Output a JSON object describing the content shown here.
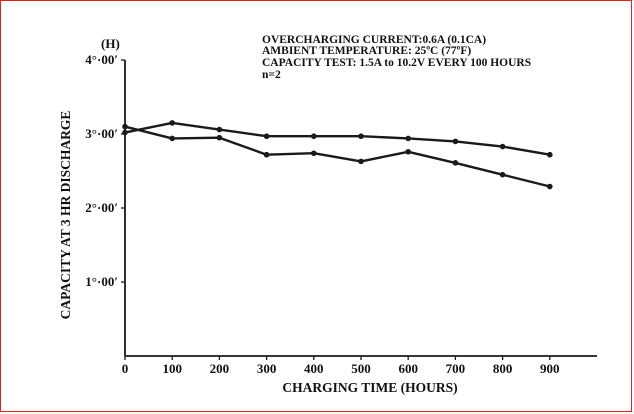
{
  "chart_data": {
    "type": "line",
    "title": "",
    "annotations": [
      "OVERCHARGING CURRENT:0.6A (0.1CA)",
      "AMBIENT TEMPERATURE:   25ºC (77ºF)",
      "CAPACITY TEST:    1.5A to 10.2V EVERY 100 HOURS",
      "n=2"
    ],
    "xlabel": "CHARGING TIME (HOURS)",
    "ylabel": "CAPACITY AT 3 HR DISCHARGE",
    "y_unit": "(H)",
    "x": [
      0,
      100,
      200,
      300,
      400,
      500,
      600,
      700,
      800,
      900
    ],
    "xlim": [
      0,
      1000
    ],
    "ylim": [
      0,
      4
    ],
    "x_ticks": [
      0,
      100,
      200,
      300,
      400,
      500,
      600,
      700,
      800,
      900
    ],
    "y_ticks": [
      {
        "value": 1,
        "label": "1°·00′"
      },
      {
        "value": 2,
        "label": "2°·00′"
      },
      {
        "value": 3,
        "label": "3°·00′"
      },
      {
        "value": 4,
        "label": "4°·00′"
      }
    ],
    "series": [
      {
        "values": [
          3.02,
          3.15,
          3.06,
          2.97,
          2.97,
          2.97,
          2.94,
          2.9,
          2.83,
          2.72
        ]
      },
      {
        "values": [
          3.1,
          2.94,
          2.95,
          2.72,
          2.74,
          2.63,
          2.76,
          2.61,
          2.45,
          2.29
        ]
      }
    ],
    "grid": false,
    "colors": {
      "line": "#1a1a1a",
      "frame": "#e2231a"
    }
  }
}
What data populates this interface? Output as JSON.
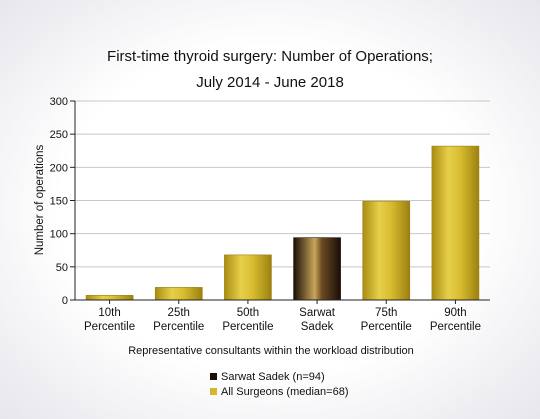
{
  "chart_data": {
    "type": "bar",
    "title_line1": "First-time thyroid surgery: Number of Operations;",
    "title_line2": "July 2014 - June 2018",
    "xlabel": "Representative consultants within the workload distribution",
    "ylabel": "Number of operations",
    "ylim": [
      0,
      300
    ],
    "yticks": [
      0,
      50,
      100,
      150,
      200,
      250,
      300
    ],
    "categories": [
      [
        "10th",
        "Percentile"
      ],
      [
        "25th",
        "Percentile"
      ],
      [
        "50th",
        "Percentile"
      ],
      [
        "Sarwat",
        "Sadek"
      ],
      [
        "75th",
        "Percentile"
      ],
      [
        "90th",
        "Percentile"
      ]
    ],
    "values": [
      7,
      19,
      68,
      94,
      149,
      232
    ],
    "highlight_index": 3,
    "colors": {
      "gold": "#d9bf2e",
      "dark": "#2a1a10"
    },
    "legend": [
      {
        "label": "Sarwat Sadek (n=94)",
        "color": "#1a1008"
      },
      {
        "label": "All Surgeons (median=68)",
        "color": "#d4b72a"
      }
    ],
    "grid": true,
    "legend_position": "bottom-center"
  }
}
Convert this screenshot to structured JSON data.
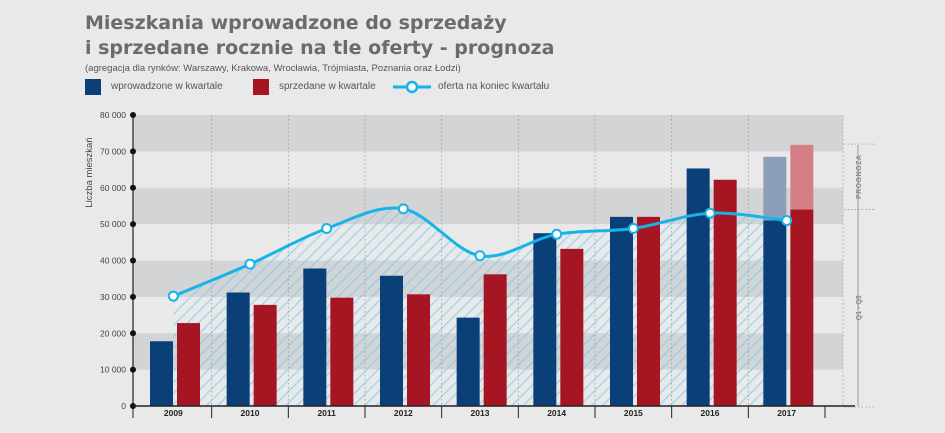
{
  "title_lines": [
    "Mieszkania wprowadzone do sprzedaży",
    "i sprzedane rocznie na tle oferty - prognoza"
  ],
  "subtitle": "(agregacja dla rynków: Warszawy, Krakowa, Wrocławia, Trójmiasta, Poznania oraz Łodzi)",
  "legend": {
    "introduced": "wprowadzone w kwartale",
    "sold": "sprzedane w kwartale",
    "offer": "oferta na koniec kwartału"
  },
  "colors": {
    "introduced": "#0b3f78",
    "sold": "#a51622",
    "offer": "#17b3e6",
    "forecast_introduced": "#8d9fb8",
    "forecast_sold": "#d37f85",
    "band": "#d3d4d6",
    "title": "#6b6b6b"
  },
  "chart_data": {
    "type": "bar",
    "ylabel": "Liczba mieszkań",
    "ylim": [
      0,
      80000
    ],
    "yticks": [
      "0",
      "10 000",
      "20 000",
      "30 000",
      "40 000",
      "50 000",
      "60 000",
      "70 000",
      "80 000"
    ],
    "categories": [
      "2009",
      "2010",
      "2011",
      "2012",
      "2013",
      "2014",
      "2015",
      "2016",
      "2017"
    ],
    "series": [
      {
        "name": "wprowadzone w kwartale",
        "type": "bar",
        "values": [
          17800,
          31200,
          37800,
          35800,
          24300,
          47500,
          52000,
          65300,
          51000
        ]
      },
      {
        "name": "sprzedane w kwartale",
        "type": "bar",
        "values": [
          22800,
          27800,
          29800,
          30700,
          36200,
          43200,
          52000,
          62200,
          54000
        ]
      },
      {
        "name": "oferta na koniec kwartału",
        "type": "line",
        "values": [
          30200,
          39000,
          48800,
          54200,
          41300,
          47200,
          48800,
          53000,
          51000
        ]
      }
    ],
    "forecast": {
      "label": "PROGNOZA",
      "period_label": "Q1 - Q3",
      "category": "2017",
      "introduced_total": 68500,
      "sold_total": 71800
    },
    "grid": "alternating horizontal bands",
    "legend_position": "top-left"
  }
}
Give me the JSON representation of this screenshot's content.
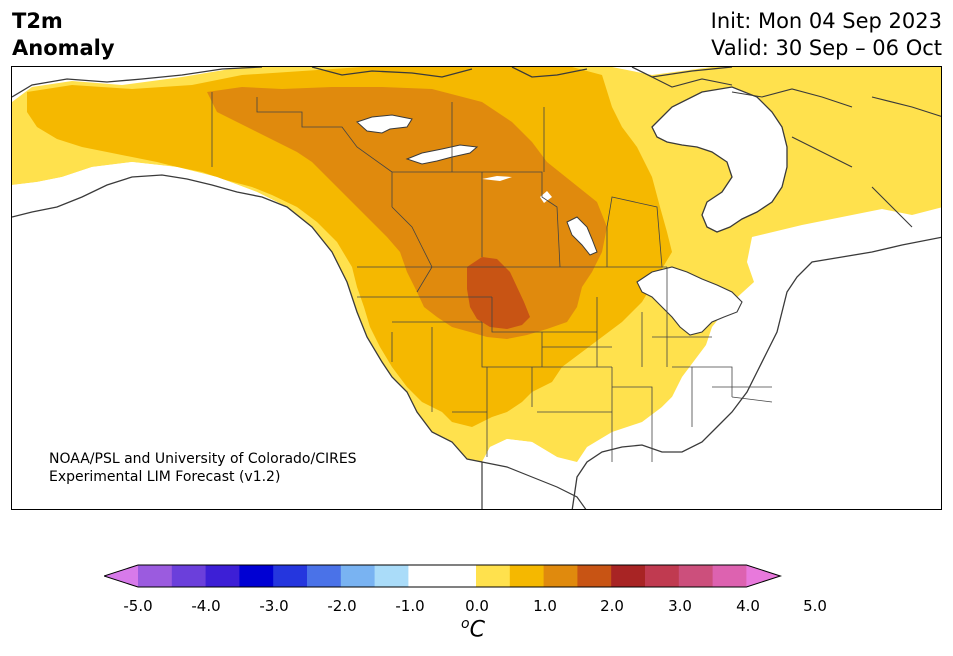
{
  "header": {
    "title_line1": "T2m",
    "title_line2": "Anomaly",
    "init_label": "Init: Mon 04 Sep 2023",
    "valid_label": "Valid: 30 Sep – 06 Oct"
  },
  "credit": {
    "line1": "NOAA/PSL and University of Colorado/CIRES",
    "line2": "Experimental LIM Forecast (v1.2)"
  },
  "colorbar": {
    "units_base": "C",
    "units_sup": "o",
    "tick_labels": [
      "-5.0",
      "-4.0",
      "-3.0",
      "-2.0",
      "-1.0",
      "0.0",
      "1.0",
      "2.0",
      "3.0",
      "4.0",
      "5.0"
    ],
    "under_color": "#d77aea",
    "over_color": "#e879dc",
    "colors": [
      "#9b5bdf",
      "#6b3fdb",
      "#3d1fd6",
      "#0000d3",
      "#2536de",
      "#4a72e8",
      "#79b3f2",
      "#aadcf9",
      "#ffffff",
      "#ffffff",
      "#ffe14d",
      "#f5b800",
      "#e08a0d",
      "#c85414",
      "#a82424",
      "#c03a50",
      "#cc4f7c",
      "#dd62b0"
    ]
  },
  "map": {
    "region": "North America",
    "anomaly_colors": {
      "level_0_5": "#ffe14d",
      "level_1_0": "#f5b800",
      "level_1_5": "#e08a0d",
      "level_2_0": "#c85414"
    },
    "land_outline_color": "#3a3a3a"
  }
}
****
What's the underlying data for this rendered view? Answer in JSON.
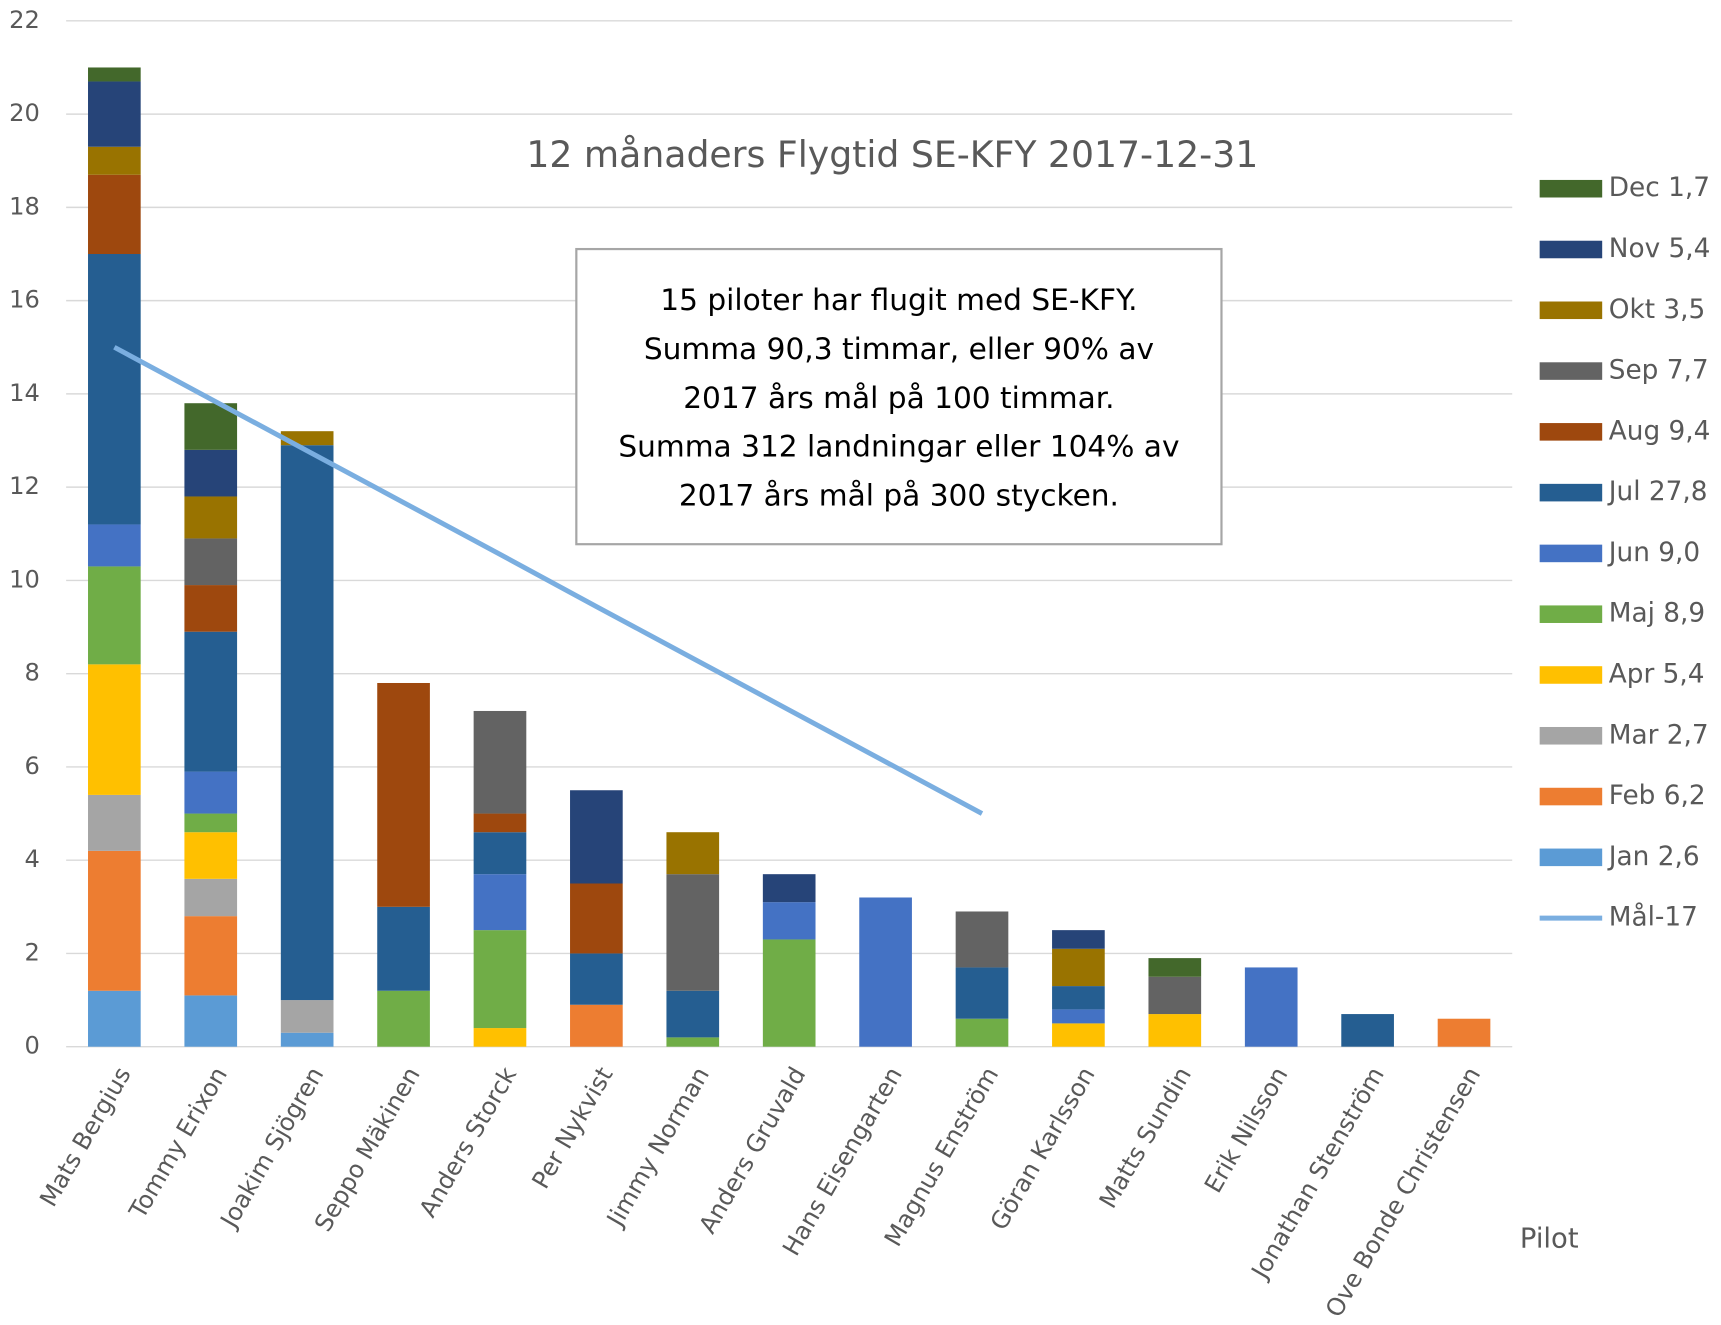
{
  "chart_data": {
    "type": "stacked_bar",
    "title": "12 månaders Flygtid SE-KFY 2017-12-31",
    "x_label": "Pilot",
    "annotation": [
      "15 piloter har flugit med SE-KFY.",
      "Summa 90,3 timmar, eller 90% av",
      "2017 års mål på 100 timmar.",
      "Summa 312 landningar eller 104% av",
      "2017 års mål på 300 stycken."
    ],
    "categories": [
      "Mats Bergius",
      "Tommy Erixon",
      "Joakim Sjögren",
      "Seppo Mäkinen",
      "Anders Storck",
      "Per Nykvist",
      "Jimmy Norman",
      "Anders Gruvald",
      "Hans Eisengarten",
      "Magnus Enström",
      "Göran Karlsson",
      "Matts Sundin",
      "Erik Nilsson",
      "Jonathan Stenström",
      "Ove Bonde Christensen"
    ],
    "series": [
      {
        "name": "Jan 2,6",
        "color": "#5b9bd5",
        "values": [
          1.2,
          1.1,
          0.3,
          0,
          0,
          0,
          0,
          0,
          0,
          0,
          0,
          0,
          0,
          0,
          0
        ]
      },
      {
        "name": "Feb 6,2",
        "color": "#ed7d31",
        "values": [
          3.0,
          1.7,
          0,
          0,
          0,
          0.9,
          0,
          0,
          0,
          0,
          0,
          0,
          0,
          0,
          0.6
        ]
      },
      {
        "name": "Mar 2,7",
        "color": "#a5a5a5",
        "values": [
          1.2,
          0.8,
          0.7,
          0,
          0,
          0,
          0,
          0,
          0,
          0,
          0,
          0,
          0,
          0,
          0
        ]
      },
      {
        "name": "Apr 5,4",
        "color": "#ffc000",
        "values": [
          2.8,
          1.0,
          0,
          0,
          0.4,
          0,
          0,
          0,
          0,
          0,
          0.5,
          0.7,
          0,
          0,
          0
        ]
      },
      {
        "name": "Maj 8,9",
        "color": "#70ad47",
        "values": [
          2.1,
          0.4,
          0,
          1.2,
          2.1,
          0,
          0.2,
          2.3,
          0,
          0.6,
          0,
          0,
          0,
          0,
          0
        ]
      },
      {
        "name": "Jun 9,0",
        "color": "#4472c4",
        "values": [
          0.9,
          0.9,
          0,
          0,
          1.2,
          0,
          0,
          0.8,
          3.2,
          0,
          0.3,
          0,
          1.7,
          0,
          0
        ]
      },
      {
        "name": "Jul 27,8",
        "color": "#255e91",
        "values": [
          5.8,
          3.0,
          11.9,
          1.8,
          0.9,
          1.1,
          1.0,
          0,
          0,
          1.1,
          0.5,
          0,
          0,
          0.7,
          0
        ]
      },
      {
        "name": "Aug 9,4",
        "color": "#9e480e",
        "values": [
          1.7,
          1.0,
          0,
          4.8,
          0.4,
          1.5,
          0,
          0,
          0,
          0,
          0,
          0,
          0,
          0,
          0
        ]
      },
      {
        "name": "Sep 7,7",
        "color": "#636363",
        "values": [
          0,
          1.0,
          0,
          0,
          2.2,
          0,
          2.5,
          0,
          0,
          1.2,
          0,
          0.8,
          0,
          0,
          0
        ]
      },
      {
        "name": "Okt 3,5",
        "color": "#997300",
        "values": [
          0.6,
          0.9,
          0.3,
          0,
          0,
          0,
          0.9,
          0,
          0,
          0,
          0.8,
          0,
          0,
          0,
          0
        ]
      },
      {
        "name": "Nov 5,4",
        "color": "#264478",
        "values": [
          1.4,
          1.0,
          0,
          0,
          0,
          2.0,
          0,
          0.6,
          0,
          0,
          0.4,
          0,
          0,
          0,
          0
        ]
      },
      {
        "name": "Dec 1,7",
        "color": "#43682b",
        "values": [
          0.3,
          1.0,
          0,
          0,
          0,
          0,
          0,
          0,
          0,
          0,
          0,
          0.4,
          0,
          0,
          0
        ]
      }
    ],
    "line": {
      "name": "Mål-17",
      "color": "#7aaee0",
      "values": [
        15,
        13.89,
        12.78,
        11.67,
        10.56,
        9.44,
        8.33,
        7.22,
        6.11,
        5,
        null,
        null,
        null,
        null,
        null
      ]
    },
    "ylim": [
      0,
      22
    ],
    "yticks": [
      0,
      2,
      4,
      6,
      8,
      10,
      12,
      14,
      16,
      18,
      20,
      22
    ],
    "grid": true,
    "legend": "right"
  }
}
****
Each line in the material either holds the string "Output" or does not. State how many do, and nothing else.

2